Instruction —
Exact repetition of every entry is required.

Record set —
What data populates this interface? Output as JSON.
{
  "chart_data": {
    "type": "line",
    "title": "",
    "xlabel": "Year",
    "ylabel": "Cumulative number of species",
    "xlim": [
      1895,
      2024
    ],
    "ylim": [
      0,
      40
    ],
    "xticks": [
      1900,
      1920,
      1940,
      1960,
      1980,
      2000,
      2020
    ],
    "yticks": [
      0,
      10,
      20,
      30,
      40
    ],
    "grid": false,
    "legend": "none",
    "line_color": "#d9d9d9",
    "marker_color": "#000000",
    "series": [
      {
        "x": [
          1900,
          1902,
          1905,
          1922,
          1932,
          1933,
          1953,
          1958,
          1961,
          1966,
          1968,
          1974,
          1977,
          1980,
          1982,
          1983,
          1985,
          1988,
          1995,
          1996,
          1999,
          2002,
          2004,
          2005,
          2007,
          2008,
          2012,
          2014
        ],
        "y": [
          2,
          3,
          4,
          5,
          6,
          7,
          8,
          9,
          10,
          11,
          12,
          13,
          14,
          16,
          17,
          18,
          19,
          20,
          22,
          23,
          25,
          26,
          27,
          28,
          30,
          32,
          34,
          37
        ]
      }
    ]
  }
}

Answer —
What data populates this interface? Output as JSON.
{
  "chart_data": {
    "type": "line",
    "title": "",
    "xlabel": "Year",
    "ylabel": "Cumulative number of species",
    "xlim": [
      1895,
      2024
    ],
    "ylim": [
      0,
      40
    ],
    "xticks": [
      1900,
      1920,
      1940,
      1960,
      1980,
      2000,
      2020
    ],
    "yticks": [
      0,
      10,
      20,
      30,
      40
    ],
    "grid": false,
    "legend": "none",
    "line_color": "#d9d9d9",
    "marker_color": "#000000",
    "series": [
      {
        "x": [
          1900,
          1902,
          1905,
          1922,
          1932,
          1933,
          1953,
          1958,
          1961,
          1966,
          1968,
          1974,
          1977,
          1980,
          1982,
          1983,
          1985,
          1988,
          1995,
          1996,
          1999,
          2002,
          2004,
          2005,
          2007,
          2008,
          2012,
          2014
        ],
        "y": [
          2,
          3,
          4,
          5,
          6,
          7,
          8,
          9,
          10,
          11,
          12,
          13,
          14,
          16,
          17,
          18,
          19,
          20,
          22,
          23,
          25,
          26,
          27,
          28,
          30,
          32,
          34,
          37
        ]
      }
    ]
  }
}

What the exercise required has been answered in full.